**WRITTEN EXERCISE:** Lay out every line of the items below as a Markdown table with the columns Row and Line, numbering the rows and skipping blank lines. Leave the pictures out of the table.

**RAW RECORDS:**
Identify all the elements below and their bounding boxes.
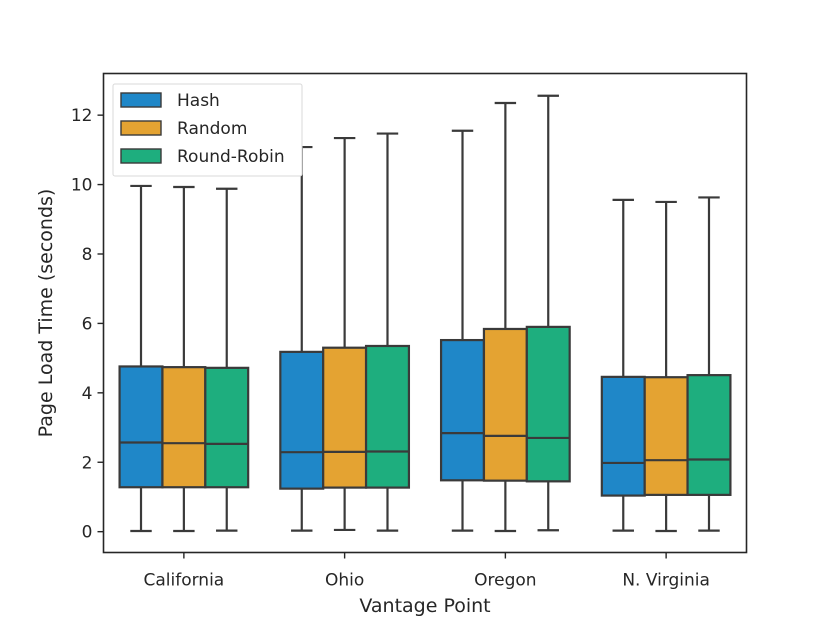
box-round-robin — [204, 187, 250, 532]
box-hash — [600, 198, 646, 532]
y-axis: 0 2 4 6 8 10 12 — [71, 106, 104, 543]
iqr-box — [643, 376, 689, 496]
y-tick-label: 10 — [71, 176, 93, 196]
iqr-box — [322, 346, 368, 489]
box-random — [322, 136, 368, 532]
iqr-box — [600, 375, 646, 497]
iqr-box — [686, 374, 732, 496]
y-tick-label: 0 — [82, 523, 93, 543]
iqr-box — [439, 338, 486, 482]
legend-swatch — [120, 92, 162, 108]
legend-swatch — [120, 120, 162, 136]
box-hash — [439, 129, 486, 532]
x-tick-label: N. Virginia — [622, 571, 710, 591]
box-random — [161, 185, 207, 533]
y-tick-label: 4 — [82, 384, 93, 404]
box-random — [482, 101, 528, 533]
x-tick-label: Oregon — [474, 571, 536, 591]
iqr-box — [118, 365, 164, 489]
box-round-robin — [686, 196, 732, 532]
legend-label: Hash — [177, 91, 220, 111]
iqr-box — [204, 366, 250, 489]
x-tick-label: Ohio — [325, 571, 364, 591]
y-axis-label: Page Load Time (seconds) — [35, 189, 57, 438]
y-tick-label: 12 — [71, 106, 93, 126]
plot-frame — [102, 72, 748, 554]
iqr-box — [364, 344, 411, 489]
box-random — [643, 200, 689, 533]
legend: Hash Random Round-Robin — [112, 83, 303, 177]
x-tick-label: California — [144, 571, 225, 591]
box-hash — [118, 184, 164, 533]
box-round-robin — [364, 132, 411, 532]
box-round-robin — [525, 94, 571, 532]
iqr-box — [279, 350, 325, 490]
legend-label: Random — [177, 119, 247, 139]
x-axis: California Ohio Oregon N. Virginia — [144, 552, 710, 591]
iqr-box — [525, 325, 571, 483]
iqr-box — [482, 327, 528, 482]
y-tick-label: 6 — [82, 314, 93, 334]
legend-label: Round-Robin — [177, 147, 285, 167]
box-hash — [279, 145, 325, 532]
x-axis-label: Vantage Point — [359, 595, 490, 617]
plot-area — [118, 94, 732, 533]
y-tick-label: 2 — [82, 453, 93, 473]
legend-swatch — [120, 148, 162, 164]
y-tick-label: 8 — [82, 245, 93, 265]
iqr-box — [161, 366, 207, 489]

**EXERCISE ANSWER:**
| Row | Line |
|---|---|
| 1 | Identify all the elements below and their bounding boxes. |
| 2 | box-round-robin — [204, 187, 250, 532] |
| 3 | box-hash — [600, 198, 646, 532] |
| 4 | y-axis: 0 2 4 6 8 10 12 — [71, 106, 104, 543] |
| 5 | iqr-box — [643, 376, 689, 496] |
| 6 | y-tick-label: 10 — [71, 176, 93, 196] |
| 7 | iqr-box — [322, 346, 368, 489] |
| 8 | box-random — [322, 136, 368, 532] |
| 9 | iqr-box — [600, 375, 646, 497] |
| 10 | iqr-box — [686, 374, 732, 496] |
| 11 | y-tick-label: 0 — [82, 523, 93, 543] |
| 12 | iqr-box — [439, 338, 486, 482] |
| 13 | legend-swatch — [120, 92, 162, 108] |
| 14 | legend-swatch — [120, 120, 162, 136] |
| 15 | box-hash — [439, 129, 486, 532] |
| 16 | x-tick-label: N. Virginia — [622, 571, 710, 591] |
| 17 | box-random — [161, 185, 207, 533] |
| 18 | y-tick-label: 4 — [82, 384, 93, 404] |
| 19 | box-random — [482, 101, 528, 533] |
| 20 | x-tick-label: Oregon — [474, 571, 536, 591] |
| 21 | iqr-box — [118, 365, 164, 489] |
| 22 | box-round-robin — [686, 196, 732, 532] |
| 23 | legend-label: Hash — [177, 91, 220, 111] |
| 24 | iqr-box — [204, 366, 250, 489] |
| 25 | x-tick-label: Ohio — [325, 571, 364, 591] |
| 26 | y-axis-label: Page Load Time (seconds) — [35, 189, 57, 438] |
| 27 | y-tick-label: 12 — [71, 106, 93, 126] |
| 28 | plot-frame — [102, 72, 748, 554] |
| 29 | iqr-box — [364, 344, 411, 489] |
| 30 | box-random — [643, 200, 689, 533] |
| 31 | legend: Hash Random Round-Robin — [112, 83, 303, 177] |
| 32 | x-tick-label: California — [144, 571, 225, 591] |
| 33 | box-hash — [118, 184, 164, 533] |
| 34 | box-round-robin — [364, 132, 411, 532] |
| 35 | box-round-robin — [525, 94, 571, 532] |
| 36 | iqr-box — [279, 350, 325, 490] |
| 37 | legend-label: Random — [177, 119, 247, 139] |
| 38 | x-axis: California Ohio Oregon N. Virginia — [144, 552, 710, 591] |
| 39 | iqr-box — [525, 325, 571, 483] |
| 40 | iqr-box — [482, 327, 528, 482] |
| 41 | y-tick-label: 6 — [82, 314, 93, 334] |
| 42 | legend-label: Round-Robin — [177, 147, 285, 167] |
| 43 | box-hash — [279, 145, 325, 532] |
| 44 | x-axis-label: Vantage Point — [359, 595, 490, 617] |
| 45 | plot-area — [118, 94, 732, 533] |
| 46 | y-tick-label: 2 — [82, 453, 93, 473] |
| 47 | legend-swatch — [120, 148, 162, 164] |
| 48 | y-tick-label: 8 — [82, 245, 93, 265] |
| 49 | iqr-box — [161, 366, 207, 489] |